Leaving out the pictures, please retype each record exactly.

+--

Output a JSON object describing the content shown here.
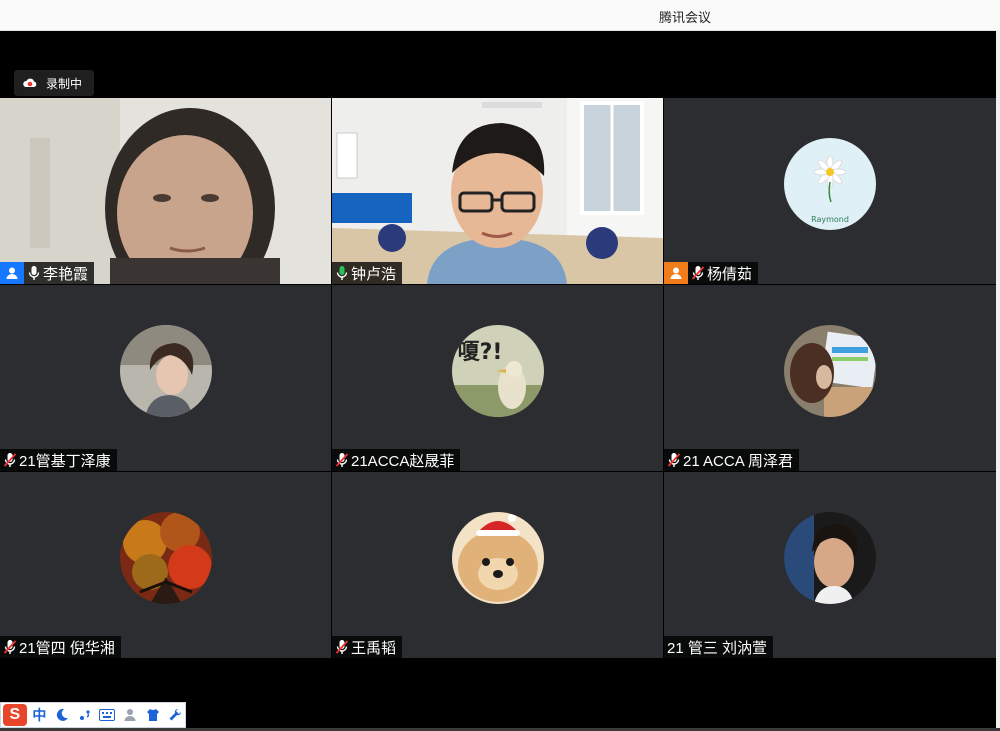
{
  "window": {
    "title": "腾讯会议"
  },
  "recording": {
    "label": "录制中"
  },
  "participants": [
    {
      "name": "李艳霞",
      "mic": "on",
      "role": "host",
      "view": "video"
    },
    {
      "name": "钟卢浩",
      "mic": "speaking",
      "role": "none",
      "view": "video"
    },
    {
      "name": "杨倩茹",
      "mic": "off",
      "role": "cohost",
      "view": "avatar",
      "avatar_text": "Raymond"
    },
    {
      "name": "21管基丁泽康",
      "mic": "off",
      "role": "none",
      "view": "avatar"
    },
    {
      "name": "21ACCA赵晟菲",
      "mic": "off",
      "role": "none",
      "view": "avatar",
      "avatar_text": "嗄?!"
    },
    {
      "name": "21 ACCA 周泽君",
      "mic": "off",
      "role": "none",
      "view": "avatar"
    },
    {
      "name": "21管四  倪华湘",
      "mic": "off",
      "role": "none",
      "view": "avatar"
    },
    {
      "name": "王禹韬",
      "mic": "off",
      "role": "none",
      "view": "avatar"
    },
    {
      "name": "21 管三 刘汭萱",
      "mic": "none",
      "role": "none",
      "view": "avatar"
    }
  ],
  "ime_toolbar": {
    "logo": "S",
    "items": [
      "中",
      "moon-icon",
      "punctuation-icon",
      "keyboard-icon",
      "user-icon",
      "shirt-icon",
      "wrench-icon"
    ],
    "mode_label": "中"
  },
  "colors": {
    "active_border": "#1fb85c",
    "tile_bg": "#2b2d31",
    "host_badge": "#1677ff",
    "cohost_badge": "#f07d1a",
    "mic_off": "#e33"
  }
}
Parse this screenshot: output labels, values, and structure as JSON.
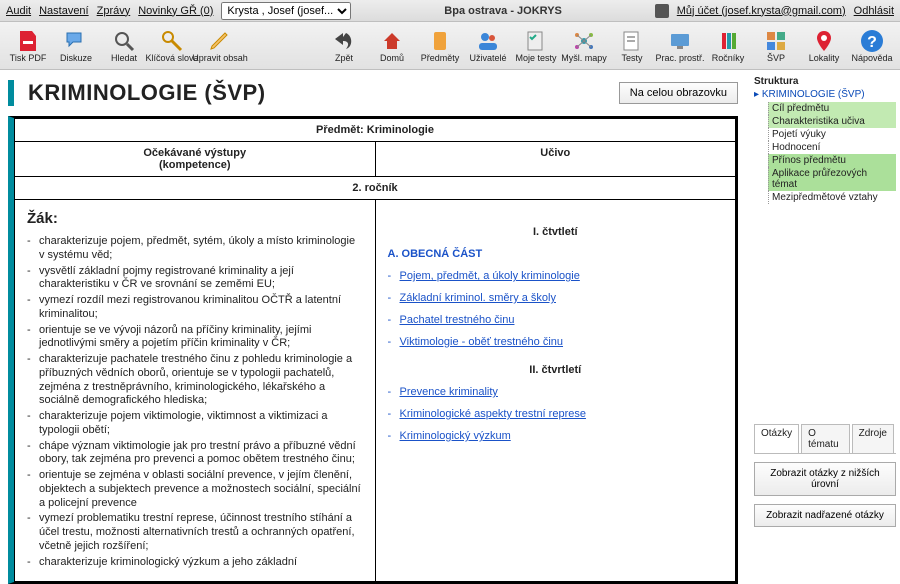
{
  "topbar": {
    "links": [
      "Audit",
      "Nastavení",
      "Zprávy",
      "Novinky GŘ (0)"
    ],
    "user_select": "Krysta , Josef (josef...",
    "app_title": "Bpa ostrava - JOKRYS",
    "account_link": "Můj účet (josef.krysta@gmail.com)",
    "logout": "Odhlásit"
  },
  "toolbar": {
    "left": [
      {
        "id": "pdf",
        "label": "Tisk PDF"
      },
      {
        "id": "discuss",
        "label": "Diskuze"
      },
      {
        "id": "search",
        "label": "Hledat"
      },
      {
        "id": "keywords",
        "label": "Klíčová slova"
      },
      {
        "id": "edit",
        "label": "Upravit obsah"
      }
    ],
    "right": [
      {
        "id": "back",
        "label": "Zpět"
      },
      {
        "id": "home",
        "label": "Domů"
      },
      {
        "id": "subjects",
        "label": "Předměty"
      },
      {
        "id": "users",
        "label": "Uživatelé"
      },
      {
        "id": "mytests",
        "label": "Moje testy"
      },
      {
        "id": "mindmaps",
        "label": "Myšl. mapy"
      },
      {
        "id": "tests",
        "label": "Testy"
      },
      {
        "id": "workenv",
        "label": "Prac. prostř."
      },
      {
        "id": "years",
        "label": "Ročníky"
      },
      {
        "id": "svp",
        "label": "ŠVP"
      },
      {
        "id": "locations",
        "label": "Lokality"
      },
      {
        "id": "help",
        "label": "Nápověda"
      }
    ]
  },
  "document": {
    "title": "KRIMINOLOGIE (ŠVP)",
    "fullscreen": "Na celou obrazovku",
    "subject_row": "Předmět: Kriminologie",
    "col_left": "Očekávané výstupy\n(kompetence)",
    "col_right": "Učivo",
    "year_row": "2. ročník",
    "zak": "Žák:",
    "quarter1": "I. čtvtletí",
    "section_a": "A. OBECNÁ ČÁST",
    "quarter2": "II. čtvrtletí",
    "outcomes": [
      "charakterizuje pojem, předmět, sytém, úkoly a místo kriminologie v systému věd;",
      "vysvětlí základní pojmy registrované kriminality a její charakteristiku v ČR ve srovnání se zeměmi EU;",
      "vymezí rozdíl mezi registrovanou kriminalitou OČTŘ a latentní kriminalitou;",
      "orientuje se ve  vývoji názorů na příčiny kriminality, jejími jednotlivými směry a pojetím příčin kriminality v ČR;",
      "charakterizuje pachatele trestného činu z pohledu kriminologie a příbuzných vědních oborů, orientuje se v typologii pachatelů, zejména z trestněprávního, kriminologického, lékařského a sociálně demografického hlediska;",
      "charakterizuje pojem viktimologie, viktimnost a viktimizaci a typologii obětí;",
      "chápe význam viktimologie jak pro trestní právo a příbuzné vědní obory, tak zejména pro prevenci a pomoc obětem trestného činu;",
      "orientuje se zejména v oblasti sociální prevence, v jejím členění, objektech a subjektech prevence a možnostech sociální, speciální a policejní prevence",
      "vymezí problematiku trestní represe, účinnost trestního stíhání a účel trestu, možnosti alternativních trestů a ochranných opatření, včetně jejich rozšíření;",
      "charakterizuje kriminologický výzkum a jeho základní"
    ],
    "topics": [
      "Pojem, předmět, a úkoly kriminologie",
      "Základní kriminol. směry a školy",
      "Pachatel trestného činu",
      "Viktimologie - oběť trestného činu"
    ],
    "topics2": [
      "Prevence kriminality",
      "Kriminologické aspekty trestní represe",
      "Kriminologický výzkum"
    ]
  },
  "sidebar": {
    "title": "Struktura",
    "root": "KRIMINOLOGIE (ŠVP)",
    "items": [
      {
        "label": "Cíl předmětu",
        "hl": true
      },
      {
        "label": "Charakteristika učiva",
        "hl": true
      },
      {
        "label": "Pojetí výuky",
        "hl": false
      },
      {
        "label": "Hodnocení",
        "hl": false
      },
      {
        "label": "Přínos předmětu",
        "hl": true
      },
      {
        "label": "Aplikace průřezových témat",
        "hl": true
      },
      {
        "label": "Mezipředmětové vztahy",
        "hl": false
      }
    ],
    "tabs": [
      "Otázky",
      "O tématu",
      "Zdroje"
    ],
    "btn1": "Zobrazit otázky z nižších úrovní",
    "btn2": "Zobrazit nadřazené otázky"
  }
}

+--

**Response for this exercise:**
Output a JSON object describing the content shown here.
{
  "window": {
    "title": "腾讯会议"
  },
  "recording": {
    "label": "录制中"
  },
  "participants": [
    {
      "name": "李艳霞",
      "mic": "on",
      "role": "host",
      "view": "video"
    },
    {
      "name": "钟卢浩",
      "mic": "speaking",
      "role": "none",
      "view": "video"
    },
    {
      "name": "杨倩茹",
      "mic": "off",
      "role": "cohost",
      "view": "avatar",
      "avatar_text": "Raymond"
    },
    {
      "name": "21管基丁泽康",
      "mic": "off",
      "role": "none",
      "view": "avatar"
    },
    {
      "name": "21ACCA赵晟菲",
      "mic": "off",
      "role": "none",
      "view": "avatar",
      "avatar_text": "嗄?!"
    },
    {
      "name": "21 ACCA 周泽君",
      "mic": "off",
      "role": "none",
      "view": "avatar"
    },
    {
      "name": "21管四  倪华湘",
      "mic": "off",
      "role": "none",
      "view": "avatar"
    },
    {
      "name": "王禹韬",
      "mic": "off",
      "role": "none",
      "view": "avatar"
    },
    {
      "name": "21 管三 刘汭萱",
      "mic": "none",
      "role": "none",
      "view": "avatar"
    }
  ],
  "ime_toolbar": {
    "logo": "S",
    "items": [
      "中",
      "moon-icon",
      "punctuation-icon",
      "keyboard-icon",
      "user-icon",
      "shirt-icon",
      "wrench-icon"
    ],
    "mode_label": "中"
  },
  "colors": {
    "active_border": "#1fb85c",
    "tile_bg": "#2b2d31",
    "host_badge": "#1677ff",
    "cohost_badge": "#f07d1a",
    "mic_off": "#e33"
  }
}
Parse this screenshot: output labels, values, and structure as JSON.
{
  "topbar": {
    "links": [
      "Audit",
      "Nastavení",
      "Zprávy",
      "Novinky GŘ (0)"
    ],
    "user_select": "Krysta , Josef (josef...",
    "app_title": "Bpa ostrava - JOKRYS",
    "account_link": "Můj účet (josef.krysta@gmail.com)",
    "logout": "Odhlásit"
  },
  "toolbar": {
    "left": [
      {
        "id": "pdf",
        "label": "Tisk PDF"
      },
      {
        "id": "discuss",
        "label": "Diskuze"
      },
      {
        "id": "search",
        "label": "Hledat"
      },
      {
        "id": "keywords",
        "label": "Klíčová slova"
      },
      {
        "id": "edit",
        "label": "Upravit obsah"
      }
    ],
    "right": [
      {
        "id": "back",
        "label": "Zpět"
      },
      {
        "id": "home",
        "label": "Domů"
      },
      {
        "id": "subjects",
        "label": "Předměty"
      },
      {
        "id": "users",
        "label": "Uživatelé"
      },
      {
        "id": "mytests",
        "label": "Moje testy"
      },
      {
        "id": "mindmaps",
        "label": "Myšl. mapy"
      },
      {
        "id": "tests",
        "label": "Testy"
      },
      {
        "id": "workenv",
        "label": "Prac. prostř."
      },
      {
        "id": "years",
        "label": "Ročníky"
      },
      {
        "id": "svp",
        "label": "ŠVP"
      },
      {
        "id": "locations",
        "label": "Lokality"
      },
      {
        "id": "help",
        "label": "Nápověda"
      }
    ]
  },
  "document": {
    "title": "KRIMINOLOGIE (ŠVP)",
    "fullscreen": "Na celou obrazovku",
    "subject_row": "Předmět: Kriminologie",
    "col_left": "Očekávané výstupy\n(kompetence)",
    "col_right": "Učivo",
    "year_row": "2. ročník",
    "zak": "Žák:",
    "quarter1": "I. čtvtletí",
    "section_a": "A. OBECNÁ ČÁST",
    "quarter2": "II. čtvrtletí",
    "outcomes": [
      "charakterizuje pojem, předmět, sytém, úkoly a místo kriminologie v systému věd;",
      "vysvětlí základní pojmy registrované kriminality a její charakteristiku v ČR ve srovnání se zeměmi EU;",
      "vymezí rozdíl mezi registrovanou kriminalitou OČTŘ a latentní kriminalitou;",
      "orientuje se ve  vývoji názorů na příčiny kriminality, jejími jednotlivými směry a pojetím příčin kriminality v ČR;",
      "charakterizuje pachatele trestného činu z pohledu kriminologie a příbuzných vědních oborů, orientuje se v typologii pachatelů, zejména z trestněprávního, kriminologického, lékařského a sociálně demografického hlediska;",
      "charakterizuje pojem viktimologie, viktimnost a viktimizaci a typologii obětí;",
      "chápe význam viktimologie jak pro trestní právo a příbuzné vědní obory, tak zejména pro prevenci a pomoc obětem trestného činu;",
      "orientuje se zejména v oblasti sociální prevence, v jejím členění, objektech a subjektech prevence a možnostech sociální, speciální a policejní prevence",
      "vymezí problematiku trestní represe, účinnost trestního stíhání a účel trestu, možnosti alternativních trestů a ochranných opatření, včetně jejich rozšíření;",
      "charakterizuje kriminologický výzkum a jeho základní"
    ],
    "topics": [
      "Pojem, předmět, a úkoly kriminologie",
      "Základní kriminol. směry a školy",
      "Pachatel trestného činu",
      "Viktimologie - oběť trestného činu"
    ],
    "topics2": [
      "Prevence kriminality",
      "Kriminologické aspekty trestní represe",
      "Kriminologický výzkum"
    ]
  },
  "sidebar": {
    "title": "Struktura",
    "root": "KRIMINOLOGIE (ŠVP)",
    "items": [
      {
        "label": "Cíl předmětu",
        "hl": true
      },
      {
        "label": "Charakteristika učiva",
        "hl": true
      },
      {
        "label": "Pojetí výuky",
        "hl": false
      },
      {
        "label": "Hodnocení",
        "hl": false
      },
      {
        "label": "Přínos předmětu",
        "hl": true
      },
      {
        "label": "Aplikace průřezových témat",
        "hl": true
      },
      {
        "label": "Mezipředmětové vztahy",
        "hl": false
      }
    ],
    "tabs": [
      "Otázky",
      "O tématu",
      "Zdroje"
    ],
    "btn1": "Zobrazit otázky z nižších úrovní",
    "btn2": "Zobrazit nadřazené otázky"
  }
}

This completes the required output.